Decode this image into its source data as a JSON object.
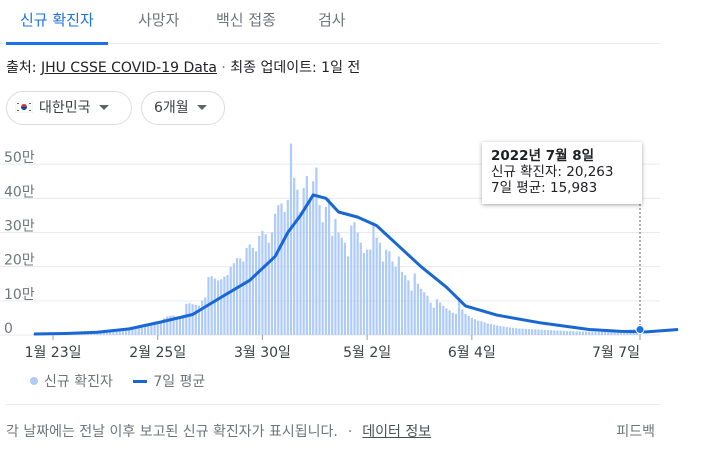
{
  "tabs": [
    {
      "label": "신규 확진자",
      "active": true
    },
    {
      "label": "사망자",
      "active": false
    },
    {
      "label": "백신 접종",
      "active": false
    },
    {
      "label": "검사",
      "active": false
    }
  ],
  "source": {
    "prefix": "출처:",
    "link": "JHU CSSE COVID-19 Data",
    "separator": "·",
    "updated": "최종 업데이트: 1일 전"
  },
  "filters": {
    "country": "대한민국",
    "period": "6개월"
  },
  "tooltip": {
    "date": "2022년 7월 8일",
    "cases_line": "신규 확진자: 20,263",
    "avg_line": "7일 평균: 15,983"
  },
  "legend": {
    "bars": "신규 확진자",
    "line": "7일 평균"
  },
  "footer": {
    "note": "각 날짜에는 전날 이후 보고된 신규 확진자가 표시됩니다.",
    "bullet": "·",
    "data_info": "데이터 정보",
    "feedback": "피드백"
  },
  "colors": {
    "accent": "#1a73e8",
    "bar": "#aecbfa",
    "avg_line": "#1967d2",
    "grid": "#e8eaed"
  },
  "chart_data": {
    "type": "bar",
    "x_ticks": [
      "1월 23일",
      "2월 25일",
      "3월 30일",
      "5월 2일",
      "6월 4일",
      "7월 7일"
    ],
    "y_ticks": [
      "0",
      "10만",
      "20만",
      "30만",
      "40만",
      "50만"
    ],
    "ylim": [
      0,
      600000
    ],
    "selected_date": "2022년 7월 8일",
    "series": [
      {
        "name": "신규 확진자",
        "kind": "bar",
        "values": [
          3000,
          2800,
          3200,
          3500,
          3300,
          3100,
          2900,
          3600,
          4000,
          4200,
          4400,
          4100,
          3900,
          4700,
          5000,
          5500,
          6200,
          6900,
          7000,
          6500,
          7600,
          8100,
          7600,
          8500,
          10000,
          11500,
          14000,
          13000,
          12500,
          16000,
          18000,
          18000,
          17000,
          22000,
          24000,
          27000,
          27000,
          36000,
          39000,
          38000,
          35000,
          49000,
          54000,
          57000,
          57000,
          54000,
          53000,
          50000,
          91000,
          93000,
          90000,
          88000,
          86000,
          101000,
          110000,
          170000,
          172000,
          165000,
          160000,
          163000,
          171000,
          176000,
          200000,
          210000,
          225000,
          224000,
          215000,
          255000,
          265000,
          255000,
          245000,
          290000,
          305000,
          295000,
          270000,
          300000,
          355000,
          380000,
          385000,
          360000,
          395000,
          560000,
          460000,
          425000,
          360000,
          430000,
          465000,
          395000,
          450000,
          490000,
          380000,
          330000,
          375000,
          400000,
          290000,
          340000,
          300000,
          285000,
          270000,
          230000,
          320000,
          330000,
          300000,
          270000,
          240000,
          250000,
          250000,
          330000,
          285000,
          270000,
          215000,
          250000,
          245000,
          215000,
          200000,
          230000,
          185000,
          175000,
          160000,
          130000,
          180000,
          150000,
          135000,
          125000,
          115000,
          95000,
          80000,
          105000,
          95000,
          85000,
          78000,
          72000,
          65000,
          62000,
          110000,
          75000,
          62000,
          56000,
          50000,
          46000,
          42000,
          40000,
          37000,
          34000,
          32000,
          30000,
          28000,
          26000,
          25000,
          23000,
          22000,
          21000,
          20000,
          19000,
          18500,
          18000,
          17500,
          17000,
          16500,
          16000,
          15500,
          15000,
          14500,
          14000,
          13600,
          13200,
          12800,
          12400,
          12000,
          11600,
          11200,
          10800,
          10400,
          10000,
          9800,
          9600,
          9400,
          9200,
          9100,
          9000,
          9100,
          9300,
          9700,
          10200,
          11000,
          12000,
          13500,
          15000,
          16500,
          18000,
          19000,
          20263
        ]
      },
      {
        "name": "7일 평균",
        "kind": "line",
        "x_index": [
          0,
          10,
          20,
          30,
          40,
          50,
          58,
          68,
          76,
          80,
          84,
          88,
          92,
          96,
          102,
          108,
          115,
          122,
          130,
          136,
          146,
          160,
          175,
          185,
          193,
          203
        ],
        "values": [
          3000,
          4500,
          8000,
          18000,
          38000,
          60000,
          105000,
          160000,
          230000,
          300000,
          350000,
          410000,
          400000,
          360000,
          345000,
          320000,
          260000,
          200000,
          140000,
          85000,
          58000,
          35000,
          16000,
          10500,
          9300,
          15983
        ]
      }
    ]
  }
}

▸ **YOUR TASK**
Pictures in the records above are left out; print everything else exactly as written.

▸ **ANSWER TO THE EXERCISE**
Decode this image into its source data as a JSON object.
{
  "tabs": [
    {
      "label": "신규 확진자",
      "active": true
    },
    {
      "label": "사망자",
      "active": false
    },
    {
      "label": "백신 접종",
      "active": false
    },
    {
      "label": "검사",
      "active": false
    }
  ],
  "source": {
    "prefix": "출처:",
    "link": "JHU CSSE COVID-19 Data",
    "separator": "·",
    "updated": "최종 업데이트: 1일 전"
  },
  "filters": {
    "country": "대한민국",
    "period": "6개월"
  },
  "tooltip": {
    "date": "2022년 7월 8일",
    "cases_line": "신규 확진자: 20,263",
    "avg_line": "7일 평균: 15,983"
  },
  "legend": {
    "bars": "신규 확진자",
    "line": "7일 평균"
  },
  "footer": {
    "note": "각 날짜에는 전날 이후 보고된 신규 확진자가 표시됩니다.",
    "bullet": "·",
    "data_info": "데이터 정보",
    "feedback": "피드백"
  },
  "colors": {
    "accent": "#1a73e8",
    "bar": "#aecbfa",
    "avg_line": "#1967d2",
    "grid": "#e8eaed"
  },
  "chart_data": {
    "type": "bar",
    "x_ticks": [
      "1월 23일",
      "2월 25일",
      "3월 30일",
      "5월 2일",
      "6월 4일",
      "7월 7일"
    ],
    "y_ticks": [
      "0",
      "10만",
      "20만",
      "30만",
      "40만",
      "50만"
    ],
    "ylim": [
      0,
      600000
    ],
    "selected_date": "2022년 7월 8일",
    "series": [
      {
        "name": "신규 확진자",
        "kind": "bar",
        "values": [
          3000,
          2800,
          3200,
          3500,
          3300,
          3100,
          2900,
          3600,
          4000,
          4200,
          4400,
          4100,
          3900,
          4700,
          5000,
          5500,
          6200,
          6900,
          7000,
          6500,
          7600,
          8100,
          7600,
          8500,
          10000,
          11500,
          14000,
          13000,
          12500,
          16000,
          18000,
          18000,
          17000,
          22000,
          24000,
          27000,
          27000,
          36000,
          39000,
          38000,
          35000,
          49000,
          54000,
          57000,
          57000,
          54000,
          53000,
          50000,
          91000,
          93000,
          90000,
          88000,
          86000,
          101000,
          110000,
          170000,
          172000,
          165000,
          160000,
          163000,
          171000,
          176000,
          200000,
          210000,
          225000,
          224000,
          215000,
          255000,
          265000,
          255000,
          245000,
          290000,
          305000,
          295000,
          270000,
          300000,
          355000,
          380000,
          385000,
          360000,
          395000,
          560000,
          460000,
          425000,
          360000,
          430000,
          465000,
          395000,
          450000,
          490000,
          380000,
          330000,
          375000,
          400000,
          290000,
          340000,
          300000,
          285000,
          270000,
          230000,
          320000,
          330000,
          300000,
          270000,
          240000,
          250000,
          250000,
          330000,
          285000,
          270000,
          215000,
          250000,
          245000,
          215000,
          200000,
          230000,
          185000,
          175000,
          160000,
          130000,
          180000,
          150000,
          135000,
          125000,
          115000,
          95000,
          80000,
          105000,
          95000,
          85000,
          78000,
          72000,
          65000,
          62000,
          110000,
          75000,
          62000,
          56000,
          50000,
          46000,
          42000,
          40000,
          37000,
          34000,
          32000,
          30000,
          28000,
          26000,
          25000,
          23000,
          22000,
          21000,
          20000,
          19000,
          18500,
          18000,
          17500,
          17000,
          16500,
          16000,
          15500,
          15000,
          14500,
          14000,
          13600,
          13200,
          12800,
          12400,
          12000,
          11600,
          11200,
          10800,
          10400,
          10000,
          9800,
          9600,
          9400,
          9200,
          9100,
          9000,
          9100,
          9300,
          9700,
          10200,
          11000,
          12000,
          13500,
          15000,
          16500,
          18000,
          19000,
          20263
        ]
      },
      {
        "name": "7일 평균",
        "kind": "line",
        "x_index": [
          0,
          10,
          20,
          30,
          40,
          50,
          58,
          68,
          76,
          80,
          84,
          88,
          92,
          96,
          102,
          108,
          115,
          122,
          130,
          136,
          146,
          160,
          175,
          185,
          193,
          203
        ],
        "values": [
          3000,
          4500,
          8000,
          18000,
          38000,
          60000,
          105000,
          160000,
          230000,
          300000,
          350000,
          410000,
          400000,
          360000,
          345000,
          320000,
          260000,
          200000,
          140000,
          85000,
          58000,
          35000,
          16000,
          10500,
          9300,
          15983
        ]
      }
    ]
  }
}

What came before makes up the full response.